── RECORD EXTRACTS

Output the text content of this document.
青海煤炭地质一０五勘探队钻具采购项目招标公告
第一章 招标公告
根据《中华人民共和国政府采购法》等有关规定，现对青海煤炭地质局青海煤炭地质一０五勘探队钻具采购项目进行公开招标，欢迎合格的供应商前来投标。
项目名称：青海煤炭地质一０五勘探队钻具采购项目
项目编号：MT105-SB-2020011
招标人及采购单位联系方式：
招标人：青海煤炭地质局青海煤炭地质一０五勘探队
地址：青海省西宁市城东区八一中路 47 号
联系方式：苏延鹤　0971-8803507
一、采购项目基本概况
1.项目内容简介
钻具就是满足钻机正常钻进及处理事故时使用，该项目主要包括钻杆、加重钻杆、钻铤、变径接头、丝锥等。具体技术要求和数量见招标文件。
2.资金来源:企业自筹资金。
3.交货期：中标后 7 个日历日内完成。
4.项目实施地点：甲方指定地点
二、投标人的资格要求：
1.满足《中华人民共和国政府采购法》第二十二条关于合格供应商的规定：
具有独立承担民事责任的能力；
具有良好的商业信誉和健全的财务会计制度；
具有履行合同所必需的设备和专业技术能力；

────
── RECORD EXTRACTS

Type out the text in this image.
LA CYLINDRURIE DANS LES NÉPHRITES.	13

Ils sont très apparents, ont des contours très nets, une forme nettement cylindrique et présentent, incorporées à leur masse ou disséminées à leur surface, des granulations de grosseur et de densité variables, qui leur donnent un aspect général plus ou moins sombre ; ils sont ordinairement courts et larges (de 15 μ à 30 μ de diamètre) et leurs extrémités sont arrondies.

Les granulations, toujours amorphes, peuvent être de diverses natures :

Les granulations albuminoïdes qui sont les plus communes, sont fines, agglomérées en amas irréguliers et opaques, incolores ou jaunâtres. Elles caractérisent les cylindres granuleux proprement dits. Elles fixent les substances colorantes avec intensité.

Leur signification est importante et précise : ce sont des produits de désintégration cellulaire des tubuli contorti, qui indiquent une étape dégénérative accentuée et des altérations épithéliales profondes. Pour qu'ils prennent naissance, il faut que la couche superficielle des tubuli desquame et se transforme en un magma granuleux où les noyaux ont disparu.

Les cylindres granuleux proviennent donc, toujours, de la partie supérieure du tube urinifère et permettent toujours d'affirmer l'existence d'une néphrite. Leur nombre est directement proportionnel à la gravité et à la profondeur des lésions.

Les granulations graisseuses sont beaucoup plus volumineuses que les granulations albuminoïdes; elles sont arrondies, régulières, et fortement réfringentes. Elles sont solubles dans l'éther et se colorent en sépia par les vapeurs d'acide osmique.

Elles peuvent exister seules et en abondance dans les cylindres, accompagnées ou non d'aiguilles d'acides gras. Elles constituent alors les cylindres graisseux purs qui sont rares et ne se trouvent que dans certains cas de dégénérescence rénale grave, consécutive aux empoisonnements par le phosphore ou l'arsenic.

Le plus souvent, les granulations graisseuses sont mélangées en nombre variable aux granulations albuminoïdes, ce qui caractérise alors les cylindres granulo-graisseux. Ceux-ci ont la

────

- TASK BRIEF
Work through the records above line by line and count those that hold the string "中华人民共和国政府采购法". Give only the result.

- WRITTEN SOLUTION
2